The fight over the West Alabama Corridor project continues on.
State lawmakers and officials from the Alabama Department of Transportation met on Wednesday to discuss lawmakers’ concerns and the recent holds placed on ALDOT contracts, but little progress was made.
“ALDOT was pleased to meet with three members of the Contract Review Committee Wednesday morning to discuss the importance of the West Alabama Highway and to answer their questions,” read a statement from ALDOT’s chief of communications and government relations, Tony Harris. “We are prepared to continue discussions and provide any information we can. The West Alabama Highway has strong support as it will open up economic development opportunities and connect Alabamians in this under-served part of the state to jobs, medical care and other necessities.”
During last week’s Alabama Legislature Contract Review Committee meeting, Rep. Chris Elliott put a hold on contracts related to the project, questioning the costs and financing plan. Elliott, and a handful of other Republican lawmakers, have questioned the cost of the project and suggested that the funds could be better spent on other projects.

☆ ☆ ☆ ☆

Problem 1:
Reproduce the part of the West Alabama Corridor article starting with "During last week’s" and going on through "on other projects.".
Problem 2:
Extend the West Alabama Corridor article past its final sentence.
These rows have no connection to the West Alabama Corridor article.

☆ ☆ ☆ ☆

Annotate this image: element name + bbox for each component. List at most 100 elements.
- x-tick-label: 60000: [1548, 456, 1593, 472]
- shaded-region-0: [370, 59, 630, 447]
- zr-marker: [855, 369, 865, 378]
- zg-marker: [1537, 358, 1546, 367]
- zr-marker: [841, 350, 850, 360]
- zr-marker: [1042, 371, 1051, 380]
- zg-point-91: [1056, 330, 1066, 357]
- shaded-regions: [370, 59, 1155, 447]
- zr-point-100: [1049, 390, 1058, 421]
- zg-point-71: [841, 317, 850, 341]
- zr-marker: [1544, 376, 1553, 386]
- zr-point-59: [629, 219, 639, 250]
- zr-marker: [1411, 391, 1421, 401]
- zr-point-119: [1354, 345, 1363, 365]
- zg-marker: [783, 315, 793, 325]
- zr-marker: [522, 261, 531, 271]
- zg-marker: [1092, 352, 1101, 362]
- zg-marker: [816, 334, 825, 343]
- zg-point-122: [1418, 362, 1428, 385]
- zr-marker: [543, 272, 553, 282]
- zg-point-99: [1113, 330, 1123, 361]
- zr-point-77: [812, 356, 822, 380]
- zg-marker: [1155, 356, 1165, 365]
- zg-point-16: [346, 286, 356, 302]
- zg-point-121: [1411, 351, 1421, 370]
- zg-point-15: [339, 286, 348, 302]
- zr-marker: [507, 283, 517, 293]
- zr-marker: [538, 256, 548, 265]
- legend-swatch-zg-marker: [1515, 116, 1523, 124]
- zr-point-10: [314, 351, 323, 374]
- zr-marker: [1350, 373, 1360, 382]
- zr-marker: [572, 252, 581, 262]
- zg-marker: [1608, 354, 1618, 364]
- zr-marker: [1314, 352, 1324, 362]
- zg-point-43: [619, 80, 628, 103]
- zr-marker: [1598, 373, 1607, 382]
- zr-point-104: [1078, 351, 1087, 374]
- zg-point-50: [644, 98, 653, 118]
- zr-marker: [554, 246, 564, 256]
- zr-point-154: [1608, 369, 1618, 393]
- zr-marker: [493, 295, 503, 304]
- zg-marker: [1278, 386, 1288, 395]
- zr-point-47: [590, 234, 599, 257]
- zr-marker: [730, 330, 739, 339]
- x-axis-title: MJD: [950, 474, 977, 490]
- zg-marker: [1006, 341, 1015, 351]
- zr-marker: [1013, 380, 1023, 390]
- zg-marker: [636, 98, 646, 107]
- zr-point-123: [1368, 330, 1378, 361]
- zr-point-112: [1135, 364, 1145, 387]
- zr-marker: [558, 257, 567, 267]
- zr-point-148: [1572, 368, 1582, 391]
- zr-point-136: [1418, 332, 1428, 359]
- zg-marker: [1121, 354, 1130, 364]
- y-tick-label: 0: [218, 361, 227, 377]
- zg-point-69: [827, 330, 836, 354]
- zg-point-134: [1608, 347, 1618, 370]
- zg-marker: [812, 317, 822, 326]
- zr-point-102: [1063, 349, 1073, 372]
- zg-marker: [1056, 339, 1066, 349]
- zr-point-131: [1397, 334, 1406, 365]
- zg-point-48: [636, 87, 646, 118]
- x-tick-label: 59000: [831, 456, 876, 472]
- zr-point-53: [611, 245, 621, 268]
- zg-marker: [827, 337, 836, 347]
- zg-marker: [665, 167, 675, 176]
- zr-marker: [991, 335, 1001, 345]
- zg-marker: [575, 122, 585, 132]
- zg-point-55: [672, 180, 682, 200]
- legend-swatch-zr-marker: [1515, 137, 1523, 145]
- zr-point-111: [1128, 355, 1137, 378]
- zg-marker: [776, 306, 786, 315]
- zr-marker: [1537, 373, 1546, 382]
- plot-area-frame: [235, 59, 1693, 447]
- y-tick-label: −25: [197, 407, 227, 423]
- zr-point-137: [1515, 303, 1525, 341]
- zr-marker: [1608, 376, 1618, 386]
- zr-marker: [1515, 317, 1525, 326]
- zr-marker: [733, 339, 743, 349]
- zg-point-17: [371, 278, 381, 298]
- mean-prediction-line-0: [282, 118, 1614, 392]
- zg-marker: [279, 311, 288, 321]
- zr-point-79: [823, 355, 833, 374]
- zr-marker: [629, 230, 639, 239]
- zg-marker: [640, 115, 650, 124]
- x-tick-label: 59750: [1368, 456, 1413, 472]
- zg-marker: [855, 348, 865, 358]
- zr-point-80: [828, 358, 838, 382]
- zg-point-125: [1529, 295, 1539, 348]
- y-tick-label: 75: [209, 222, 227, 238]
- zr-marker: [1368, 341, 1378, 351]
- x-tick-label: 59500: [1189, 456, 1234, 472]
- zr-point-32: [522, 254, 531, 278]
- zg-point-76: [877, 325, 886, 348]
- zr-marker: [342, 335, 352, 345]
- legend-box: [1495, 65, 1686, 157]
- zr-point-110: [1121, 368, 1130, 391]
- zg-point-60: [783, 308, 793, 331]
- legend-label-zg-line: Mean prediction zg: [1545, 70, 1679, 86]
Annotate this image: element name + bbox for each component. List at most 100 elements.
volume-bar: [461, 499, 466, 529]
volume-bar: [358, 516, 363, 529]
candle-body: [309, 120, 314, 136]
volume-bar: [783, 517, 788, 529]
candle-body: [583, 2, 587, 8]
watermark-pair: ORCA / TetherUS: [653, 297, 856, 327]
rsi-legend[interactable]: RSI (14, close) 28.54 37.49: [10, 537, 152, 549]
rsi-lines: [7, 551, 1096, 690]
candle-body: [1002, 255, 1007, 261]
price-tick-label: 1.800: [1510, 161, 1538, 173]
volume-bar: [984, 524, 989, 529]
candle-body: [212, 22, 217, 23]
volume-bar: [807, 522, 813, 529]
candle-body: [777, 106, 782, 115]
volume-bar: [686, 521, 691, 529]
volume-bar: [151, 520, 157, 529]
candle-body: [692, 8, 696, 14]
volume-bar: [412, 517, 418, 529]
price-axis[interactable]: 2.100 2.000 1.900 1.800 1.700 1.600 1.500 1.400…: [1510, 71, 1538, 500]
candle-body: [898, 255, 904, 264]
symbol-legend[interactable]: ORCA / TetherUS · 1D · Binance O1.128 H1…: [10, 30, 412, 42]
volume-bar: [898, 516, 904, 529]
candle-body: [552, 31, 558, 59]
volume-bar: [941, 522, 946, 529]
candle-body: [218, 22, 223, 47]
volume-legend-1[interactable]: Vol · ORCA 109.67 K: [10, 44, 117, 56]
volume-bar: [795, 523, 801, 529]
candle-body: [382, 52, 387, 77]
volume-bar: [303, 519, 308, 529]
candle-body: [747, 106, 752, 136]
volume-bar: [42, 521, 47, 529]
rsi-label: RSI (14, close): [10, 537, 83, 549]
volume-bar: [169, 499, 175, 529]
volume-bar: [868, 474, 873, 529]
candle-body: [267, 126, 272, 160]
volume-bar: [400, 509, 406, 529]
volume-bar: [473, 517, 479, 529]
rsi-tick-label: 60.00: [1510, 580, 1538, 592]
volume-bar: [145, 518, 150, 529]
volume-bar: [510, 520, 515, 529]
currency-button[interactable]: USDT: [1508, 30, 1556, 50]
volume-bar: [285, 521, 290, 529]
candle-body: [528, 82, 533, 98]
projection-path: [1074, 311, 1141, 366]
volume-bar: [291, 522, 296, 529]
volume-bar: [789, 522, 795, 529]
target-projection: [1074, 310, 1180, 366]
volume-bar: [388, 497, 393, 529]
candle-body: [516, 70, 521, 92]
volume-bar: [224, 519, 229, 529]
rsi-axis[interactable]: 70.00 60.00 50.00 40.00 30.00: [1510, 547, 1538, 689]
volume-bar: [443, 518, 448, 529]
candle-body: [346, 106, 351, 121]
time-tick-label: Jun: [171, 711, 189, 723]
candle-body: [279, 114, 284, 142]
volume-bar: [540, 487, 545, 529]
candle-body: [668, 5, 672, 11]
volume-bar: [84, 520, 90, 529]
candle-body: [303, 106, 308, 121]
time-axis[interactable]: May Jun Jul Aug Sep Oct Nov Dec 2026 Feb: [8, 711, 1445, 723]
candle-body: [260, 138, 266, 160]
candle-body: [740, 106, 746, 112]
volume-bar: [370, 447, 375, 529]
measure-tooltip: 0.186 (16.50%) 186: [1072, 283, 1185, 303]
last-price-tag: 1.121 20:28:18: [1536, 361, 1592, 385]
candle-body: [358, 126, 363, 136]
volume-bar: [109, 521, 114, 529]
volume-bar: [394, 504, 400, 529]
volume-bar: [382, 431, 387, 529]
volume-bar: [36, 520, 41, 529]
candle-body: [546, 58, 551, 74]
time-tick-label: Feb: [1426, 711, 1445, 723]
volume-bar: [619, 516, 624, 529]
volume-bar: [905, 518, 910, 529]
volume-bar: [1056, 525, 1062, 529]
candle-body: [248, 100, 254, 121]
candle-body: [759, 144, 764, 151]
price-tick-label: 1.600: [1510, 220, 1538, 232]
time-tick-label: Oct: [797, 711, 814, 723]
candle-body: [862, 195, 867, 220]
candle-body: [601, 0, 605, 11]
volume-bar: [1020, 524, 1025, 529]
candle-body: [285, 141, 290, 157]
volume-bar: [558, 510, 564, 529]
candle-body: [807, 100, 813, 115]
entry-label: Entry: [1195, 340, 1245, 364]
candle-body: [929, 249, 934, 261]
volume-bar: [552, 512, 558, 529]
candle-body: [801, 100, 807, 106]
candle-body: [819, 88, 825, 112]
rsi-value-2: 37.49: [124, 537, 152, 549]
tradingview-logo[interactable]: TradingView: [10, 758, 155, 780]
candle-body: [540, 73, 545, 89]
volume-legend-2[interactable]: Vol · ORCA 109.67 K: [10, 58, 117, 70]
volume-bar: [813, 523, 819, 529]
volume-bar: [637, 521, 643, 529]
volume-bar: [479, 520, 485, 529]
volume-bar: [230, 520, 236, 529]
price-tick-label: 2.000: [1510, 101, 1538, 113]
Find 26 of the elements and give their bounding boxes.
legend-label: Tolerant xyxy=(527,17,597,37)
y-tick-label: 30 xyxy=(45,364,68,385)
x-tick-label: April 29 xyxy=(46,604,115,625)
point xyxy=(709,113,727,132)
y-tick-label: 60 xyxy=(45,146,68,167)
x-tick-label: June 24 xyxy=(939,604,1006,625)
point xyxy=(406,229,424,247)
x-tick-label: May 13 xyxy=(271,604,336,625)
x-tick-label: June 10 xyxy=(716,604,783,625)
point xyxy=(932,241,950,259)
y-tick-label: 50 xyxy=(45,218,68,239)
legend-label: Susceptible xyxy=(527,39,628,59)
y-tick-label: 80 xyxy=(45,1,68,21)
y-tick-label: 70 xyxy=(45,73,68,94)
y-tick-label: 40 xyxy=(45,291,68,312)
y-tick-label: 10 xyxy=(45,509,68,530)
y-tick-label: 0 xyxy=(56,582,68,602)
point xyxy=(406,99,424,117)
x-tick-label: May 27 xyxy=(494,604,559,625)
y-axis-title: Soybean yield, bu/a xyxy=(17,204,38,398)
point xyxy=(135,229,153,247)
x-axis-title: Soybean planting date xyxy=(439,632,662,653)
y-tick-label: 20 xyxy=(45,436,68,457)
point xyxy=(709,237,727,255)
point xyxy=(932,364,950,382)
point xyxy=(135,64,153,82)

☆ ☆ ☆ ☆

Written answer 1:
During last week’s Alabama Legislature Contract Review Committee meeting, Rep. Chris Elliott put a hold on contracts related to the project, questioning the costs and financing plan. Elliott, and a handful of other Republican lawmakers, have questioned the cost of the project and suggested that the funds could be better spent on other projects.

Written answer 2:
“The major concern remains that the estimated price seems to have doubled and ALDOT intends to borrow against future rebuild Alabama gas tax dollars to pay for this project,” Elliott said in a statement to APR. “This would likely result in maxing out gas tax dollars available to be bonded under the rebuild statute on just one project. My colleagues and I are very concerned about this. ALDOT did not bring anyone to the meeting that was able to discuss project financing. The contract remains on hold until subsequent meetings are held to discuss the details of the project’s financing scheme.”
While Elliott and his “colleagues” have criticized many aspects of the project, from costs to the overall need, their most often cited cause for concern is the financing plan, which they say will max out the state’s borrowing capacity. To pay for the project, ALDOT plans to borrow against future gas tax revenues – a financing plan that is fairly common – and there has been no evidence provided that it would prevent the state from borrowing for future projects.
The West Alabama Highway, which the project funds, would expand and improve Highways 69 and 43 between Thomasville and Tuscaloosa, providing rare substantial infrastructure improvements for a large swath of often-neglected counties, including Blackbelt counties, and help lure industry to a portion of the state that’s sorely lacking.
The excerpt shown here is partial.